### DATA IN THIS EXERCISE

* start *

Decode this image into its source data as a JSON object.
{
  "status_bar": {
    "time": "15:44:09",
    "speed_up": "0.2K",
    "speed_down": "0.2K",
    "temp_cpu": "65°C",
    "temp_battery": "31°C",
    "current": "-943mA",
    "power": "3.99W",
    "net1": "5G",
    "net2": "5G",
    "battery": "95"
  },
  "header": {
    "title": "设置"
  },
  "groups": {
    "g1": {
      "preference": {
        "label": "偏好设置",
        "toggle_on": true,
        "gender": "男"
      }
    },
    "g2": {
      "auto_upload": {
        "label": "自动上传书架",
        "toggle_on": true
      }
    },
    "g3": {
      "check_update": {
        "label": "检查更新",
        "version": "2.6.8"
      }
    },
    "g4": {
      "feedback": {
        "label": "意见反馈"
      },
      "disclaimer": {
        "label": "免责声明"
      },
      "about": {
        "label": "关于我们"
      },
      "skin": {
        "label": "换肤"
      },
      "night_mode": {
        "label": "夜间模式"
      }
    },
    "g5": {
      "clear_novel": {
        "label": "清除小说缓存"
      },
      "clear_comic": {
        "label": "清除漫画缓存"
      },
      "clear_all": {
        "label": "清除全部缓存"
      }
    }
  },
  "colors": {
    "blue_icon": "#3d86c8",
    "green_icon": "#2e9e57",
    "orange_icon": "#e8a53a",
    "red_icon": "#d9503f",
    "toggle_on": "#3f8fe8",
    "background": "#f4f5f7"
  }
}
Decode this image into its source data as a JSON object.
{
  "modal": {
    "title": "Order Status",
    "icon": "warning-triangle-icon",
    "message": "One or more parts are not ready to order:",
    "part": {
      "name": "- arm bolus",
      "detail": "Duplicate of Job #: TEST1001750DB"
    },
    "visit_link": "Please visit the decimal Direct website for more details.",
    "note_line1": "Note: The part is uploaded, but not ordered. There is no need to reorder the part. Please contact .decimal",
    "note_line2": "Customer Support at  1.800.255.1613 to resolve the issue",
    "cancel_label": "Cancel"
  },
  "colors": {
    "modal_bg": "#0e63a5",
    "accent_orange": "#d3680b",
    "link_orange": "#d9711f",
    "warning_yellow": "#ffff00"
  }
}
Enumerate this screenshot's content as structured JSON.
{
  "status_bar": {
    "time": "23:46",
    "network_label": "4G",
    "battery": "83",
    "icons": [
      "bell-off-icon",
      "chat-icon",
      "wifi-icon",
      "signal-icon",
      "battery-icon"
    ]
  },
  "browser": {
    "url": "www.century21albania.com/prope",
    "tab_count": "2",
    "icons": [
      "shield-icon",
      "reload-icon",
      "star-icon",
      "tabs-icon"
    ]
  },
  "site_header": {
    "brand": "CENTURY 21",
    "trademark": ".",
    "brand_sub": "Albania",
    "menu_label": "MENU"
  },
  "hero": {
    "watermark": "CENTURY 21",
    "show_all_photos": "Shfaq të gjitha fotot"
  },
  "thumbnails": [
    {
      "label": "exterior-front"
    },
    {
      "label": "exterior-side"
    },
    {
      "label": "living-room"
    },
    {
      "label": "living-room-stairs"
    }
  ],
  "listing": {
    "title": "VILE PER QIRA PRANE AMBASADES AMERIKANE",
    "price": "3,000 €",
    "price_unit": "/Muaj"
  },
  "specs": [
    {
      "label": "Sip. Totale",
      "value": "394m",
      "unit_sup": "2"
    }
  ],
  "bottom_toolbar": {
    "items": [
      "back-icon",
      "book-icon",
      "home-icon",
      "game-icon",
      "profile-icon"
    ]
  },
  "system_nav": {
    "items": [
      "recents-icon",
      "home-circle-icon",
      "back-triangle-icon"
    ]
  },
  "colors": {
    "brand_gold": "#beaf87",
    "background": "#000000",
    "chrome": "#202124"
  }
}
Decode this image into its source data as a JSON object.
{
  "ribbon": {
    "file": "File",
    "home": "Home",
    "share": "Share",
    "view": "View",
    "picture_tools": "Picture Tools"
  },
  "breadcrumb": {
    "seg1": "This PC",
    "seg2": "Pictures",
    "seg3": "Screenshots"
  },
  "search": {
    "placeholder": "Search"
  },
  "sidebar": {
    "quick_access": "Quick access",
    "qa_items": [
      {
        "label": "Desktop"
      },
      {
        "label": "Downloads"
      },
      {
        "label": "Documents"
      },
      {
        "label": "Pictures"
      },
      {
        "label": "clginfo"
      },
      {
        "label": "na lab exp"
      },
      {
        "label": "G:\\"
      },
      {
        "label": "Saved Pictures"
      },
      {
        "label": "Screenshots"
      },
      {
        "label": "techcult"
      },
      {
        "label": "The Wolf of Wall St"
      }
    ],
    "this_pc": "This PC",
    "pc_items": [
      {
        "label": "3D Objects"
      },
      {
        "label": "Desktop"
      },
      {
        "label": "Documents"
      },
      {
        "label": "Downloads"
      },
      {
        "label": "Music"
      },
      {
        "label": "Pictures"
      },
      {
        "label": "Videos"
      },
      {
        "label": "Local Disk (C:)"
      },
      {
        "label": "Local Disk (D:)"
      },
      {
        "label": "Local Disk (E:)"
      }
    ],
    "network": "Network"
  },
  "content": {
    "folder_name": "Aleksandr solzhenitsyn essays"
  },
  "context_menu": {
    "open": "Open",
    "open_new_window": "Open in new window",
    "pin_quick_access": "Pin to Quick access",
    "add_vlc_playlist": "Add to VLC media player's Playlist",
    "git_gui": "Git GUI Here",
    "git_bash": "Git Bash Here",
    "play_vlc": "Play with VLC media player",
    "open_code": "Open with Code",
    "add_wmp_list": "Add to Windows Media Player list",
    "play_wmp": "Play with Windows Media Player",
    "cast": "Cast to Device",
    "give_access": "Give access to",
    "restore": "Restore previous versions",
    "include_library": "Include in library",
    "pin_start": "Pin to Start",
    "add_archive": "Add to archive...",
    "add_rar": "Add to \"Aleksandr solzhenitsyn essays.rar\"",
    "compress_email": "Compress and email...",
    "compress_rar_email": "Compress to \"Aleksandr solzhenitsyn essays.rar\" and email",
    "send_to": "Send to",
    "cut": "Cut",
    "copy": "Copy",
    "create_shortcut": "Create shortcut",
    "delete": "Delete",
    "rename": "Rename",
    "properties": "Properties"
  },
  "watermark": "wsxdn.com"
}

* end *

### GIVEN REQUEST
Repeat all of the entries exactly.

### ANSWER IN FULL
Decode this image into its source data as a JSON object.
{
  "status_bar": {
    "time": "15:44:09",
    "speed_up": "0.2K",
    "speed_down": "0.2K",
    "temp_cpu": "65°C",
    "temp_battery": "31°C",
    "current": "-943mA",
    "power": "3.99W",
    "net1": "5G",
    "net2": "5G",
    "battery": "95"
  },
  "header": {
    "title": "设置"
  },
  "groups": {
    "g1": {
      "preference": {
        "label": "偏好设置",
        "toggle_on": true,
        "gender": "男"
      }
    },
    "g2": {
      "auto_upload": {
        "label": "自动上传书架",
        "toggle_on": true
      }
    },
    "g3": {
      "check_update": {
        "label": "检查更新",
        "version": "2.6.8"
      }
    },
    "g4": {
      "feedback": {
        "label": "意见反馈"
      },
      "disclaimer": {
        "label": "免责声明"
      },
      "about": {
        "label": "关于我们"
      },
      "skin": {
        "label": "换肤"
      },
      "night_mode": {
        "label": "夜间模式"
      }
    },
    "g5": {
      "clear_novel": {
        "label": "清除小说缓存"
      },
      "clear_comic": {
        "label": "清除漫画缓存"
      },
      "clear_all": {
        "label": "清除全部缓存"
      }
    }
  },
  "colors": {
    "blue_icon": "#3d86c8",
    "green_icon": "#2e9e57",
    "orange_icon": "#e8a53a",
    "red_icon": "#d9503f",
    "toggle_on": "#3f8fe8",
    "background": "#f4f5f7"
  }
}
Decode this image into its source data as a JSON object.
{
  "modal": {
    "title": "Order Status",
    "icon": "warning-triangle-icon",
    "message": "One or more parts are not ready to order:",
    "part": {
      "name": "- arm bolus",
      "detail": "Duplicate of Job #: TEST1001750DB"
    },
    "visit_link": "Please visit the decimal Direct website for more details.",
    "note_line1": "Note: The part is uploaded, but not ordered. There is no need to reorder the part. Please contact .decimal",
    "note_line2": "Customer Support at  1.800.255.1613 to resolve the issue",
    "cancel_label": "Cancel"
  },
  "colors": {
    "modal_bg": "#0e63a5",
    "accent_orange": "#d3680b",
    "link_orange": "#d9711f",
    "warning_yellow": "#ffff00"
  }
}
Enumerate this screenshot's content as structured JSON.
{
  "status_bar": {
    "time": "23:46",
    "network_label": "4G",
    "battery": "83",
    "icons": [
      "bell-off-icon",
      "chat-icon",
      "wifi-icon",
      "signal-icon",
      "battery-icon"
    ]
  },
  "browser": {
    "url": "www.century21albania.com/prope",
    "tab_count": "2",
    "icons": [
      "shield-icon",
      "reload-icon",
      "star-icon",
      "tabs-icon"
    ]
  },
  "site_header": {
    "brand": "CENTURY 21",
    "trademark": ".",
    "brand_sub": "Albania",
    "menu_label": "MENU"
  },
  "hero": {
    "watermark": "CENTURY 21",
    "show_all_photos": "Shfaq të gjitha fotot"
  },
  "thumbnails": [
    {
      "label": "exterior-front"
    },
    {
      "label": "exterior-side"
    },
    {
      "label": "living-room"
    },
    {
      "label": "living-room-stairs"
    }
  ],
  "listing": {
    "title": "VILE PER QIRA PRANE AMBASADES AMERIKANE",
    "price": "3,000 €",
    "price_unit": "/Muaj"
  },
  "specs": [
    {
      "label": "Sip. Totale",
      "value": "394m",
      "unit_sup": "2"
    }
  ],
  "bottom_toolbar": {
    "items": [
      "back-icon",
      "book-icon",
      "home-icon",
      "game-icon",
      "profile-icon"
    ]
  },
  "system_nav": {
    "items": [
      "recents-icon",
      "home-circle-icon",
      "back-triangle-icon"
    ]
  },
  "colors": {
    "brand_gold": "#beaf87",
    "background": "#000000",
    "chrome": "#202124"
  }
}
Decode this image into its source data as a JSON object.
{
  "ribbon": {
    "file": "File",
    "home": "Home",
    "share": "Share",
    "view": "View",
    "picture_tools": "Picture Tools"
  },
  "breadcrumb": {
    "seg1": "This PC",
    "seg2": "Pictures",
    "seg3": "Screenshots"
  },
  "search": {
    "placeholder": "Search"
  },
  "sidebar": {
    "quick_access": "Quick access",
    "qa_items": [
      {
        "label": "Desktop"
      },
      {
        "label": "Downloads"
      },
      {
        "label": "Documents"
      },
      {
        "label": "Pictures"
      },
      {
        "label": "clginfo"
      },
      {
        "label": "na lab exp"
      },
      {
        "label": "G:\\"
      },
      {
        "label": "Saved Pictures"
      },
      {
        "label": "Screenshots"
      },
      {
        "label": "techcult"
      },
      {
        "label": "The Wolf of Wall St"
      }
    ],
    "this_pc": "This PC",
    "pc_items": [
      {
        "label": "3D Objects"
      },
      {
        "label": "Desktop"
      },
      {
        "label": "Documents"
      },
      {
        "label": "Downloads"
      },
      {
        "label": "Music"
      },
      {
        "label": "Pictures"
      },
      {
        "label": "Videos"
      },
      {
        "label": "Local Disk (C:)"
      },
      {
        "label": "Local Disk (D:)"
      },
      {
        "label": "Local Disk (E:)"
      }
    ],
    "network": "Network"
  },
  "content": {
    "folder_name": "Aleksandr solzhenitsyn essays"
  },
  "context_menu": {
    "open": "Open",
    "open_new_window": "Open in new window",
    "pin_quick_access": "Pin to Quick access",
    "add_vlc_playlist": "Add to VLC media player's Playlist",
    "git_gui": "Git GUI Here",
    "git_bash": "Git Bash Here",
    "play_vlc": "Play with VLC media player",
    "open_code": "Open with Code",
    "add_wmp_list": "Add to Windows Media Player list",
    "play_wmp": "Play with Windows Media Player",
    "cast": "Cast to Device",
    "give_access": "Give access to",
    "restore": "Restore previous versions",
    "include_library": "Include in library",
    "pin_start": "Pin to Start",
    "add_archive": "Add to archive...",
    "add_rar": "Add to \"Aleksandr solzhenitsyn essays.rar\"",
    "compress_email": "Compress and email...",
    "compress_rar_email": "Compress to \"Aleksandr solzhenitsyn essays.rar\" and email",
    "send_to": "Send to",
    "cut": "Cut",
    "copy": "Copy",
    "create_shortcut": "Create shortcut",
    "delete": "Delete",
    "rename": "Rename",
    "properties": "Properties"
  },
  "watermark": "wsxdn.com"
}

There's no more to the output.